** begin Raw data **

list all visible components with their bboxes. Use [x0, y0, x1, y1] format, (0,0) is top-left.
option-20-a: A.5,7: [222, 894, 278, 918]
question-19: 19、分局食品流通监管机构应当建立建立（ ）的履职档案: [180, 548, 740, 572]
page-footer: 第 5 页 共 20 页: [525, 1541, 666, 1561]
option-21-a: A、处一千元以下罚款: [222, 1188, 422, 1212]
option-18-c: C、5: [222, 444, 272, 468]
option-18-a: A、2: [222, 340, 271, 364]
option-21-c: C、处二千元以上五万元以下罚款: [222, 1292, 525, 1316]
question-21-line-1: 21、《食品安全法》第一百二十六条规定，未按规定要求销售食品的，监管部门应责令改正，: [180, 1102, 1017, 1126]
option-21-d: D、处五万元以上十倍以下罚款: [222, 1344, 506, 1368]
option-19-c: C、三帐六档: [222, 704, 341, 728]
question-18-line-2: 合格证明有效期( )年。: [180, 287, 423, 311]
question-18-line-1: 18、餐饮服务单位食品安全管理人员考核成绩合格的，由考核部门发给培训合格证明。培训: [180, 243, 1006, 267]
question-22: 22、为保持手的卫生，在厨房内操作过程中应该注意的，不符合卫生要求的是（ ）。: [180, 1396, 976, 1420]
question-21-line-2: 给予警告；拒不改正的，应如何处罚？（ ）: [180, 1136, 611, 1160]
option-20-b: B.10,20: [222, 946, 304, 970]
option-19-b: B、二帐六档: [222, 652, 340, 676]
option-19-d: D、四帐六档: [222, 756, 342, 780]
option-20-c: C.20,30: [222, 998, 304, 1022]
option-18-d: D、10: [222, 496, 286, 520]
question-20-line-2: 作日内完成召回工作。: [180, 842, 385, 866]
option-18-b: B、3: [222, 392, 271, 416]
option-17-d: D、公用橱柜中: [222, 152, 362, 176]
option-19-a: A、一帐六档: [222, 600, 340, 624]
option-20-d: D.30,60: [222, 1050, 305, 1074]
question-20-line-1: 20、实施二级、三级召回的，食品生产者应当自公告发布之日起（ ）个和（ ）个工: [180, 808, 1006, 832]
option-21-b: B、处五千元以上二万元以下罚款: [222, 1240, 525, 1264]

** end Raw data **

## [Exercise requirements]
Can you write out the items above again, swapping "bboxes" for "bounding boxes" wherever it occurs and leaving everything else as it is?

## [Response below]
list all visible components with their bounding boxes. Use [x0, y0, x1, y1] format, (0,0) is top-left.
option-20-a: A.5,7: [222, 894, 278, 918]
question-19: 19、分局食品流通监管机构应当建立建立（ ）的履职档案: [180, 548, 740, 572]
page-footer: 第 5 页 共 20 页: [525, 1541, 666, 1561]
option-21-a: A、处一千元以下罚款: [222, 1188, 422, 1212]
option-18-c: C、5: [222, 444, 272, 468]
option-18-a: A、2: [222, 340, 271, 364]
option-21-c: C、处二千元以上五万元以下罚款: [222, 1292, 525, 1316]
question-21-line-1: 21、《食品安全法》第一百二十六条规定，未按规定要求销售食品的，监管部门应责令改正，: [180, 1102, 1017, 1126]
option-21-d: D、处五万元以上十倍以下罚款: [222, 1344, 506, 1368]
option-19-c: C、三帐六档: [222, 704, 341, 728]
question-18-line-2: 合格证明有效期( )年。: [180, 287, 423, 311]
question-18-line-1: 18、餐饮服务单位食品安全管理人员考核成绩合格的，由考核部门发给培训合格证明。培训: [180, 243, 1006, 267]
question-22: 22、为保持手的卫生，在厨房内操作过程中应该注意的，不符合卫生要求的是（ ）。: [180, 1396, 976, 1420]
question-21-line-2: 给予警告；拒不改正的，应如何处罚？（ ）: [180, 1136, 611, 1160]
option-20-b: B.10,20: [222, 946, 304, 970]
option-19-b: B、二帐六档: [222, 652, 340, 676]
option-19-d: D、四帐六档: [222, 756, 342, 780]
option-20-c: C.20,30: [222, 998, 304, 1022]
option-18-d: D、10: [222, 496, 286, 520]
question-20-line-2: 作日内完成召回工作。: [180, 842, 385, 866]
option-18-b: B、3: [222, 392, 271, 416]
option-17-d: D、公用橱柜中: [222, 152, 362, 176]
option-19-a: A、一帐六档: [222, 600, 340, 624]
option-20-d: D.30,60: [222, 1050, 305, 1074]
question-20-line-1: 20、实施二级、三级召回的，食品生产者应当自公告发布之日起（ ）个和（ ）个工: [180, 808, 1006, 832]
option-21-b: B、处五千元以上二万元以下罚款: [222, 1240, 525, 1264]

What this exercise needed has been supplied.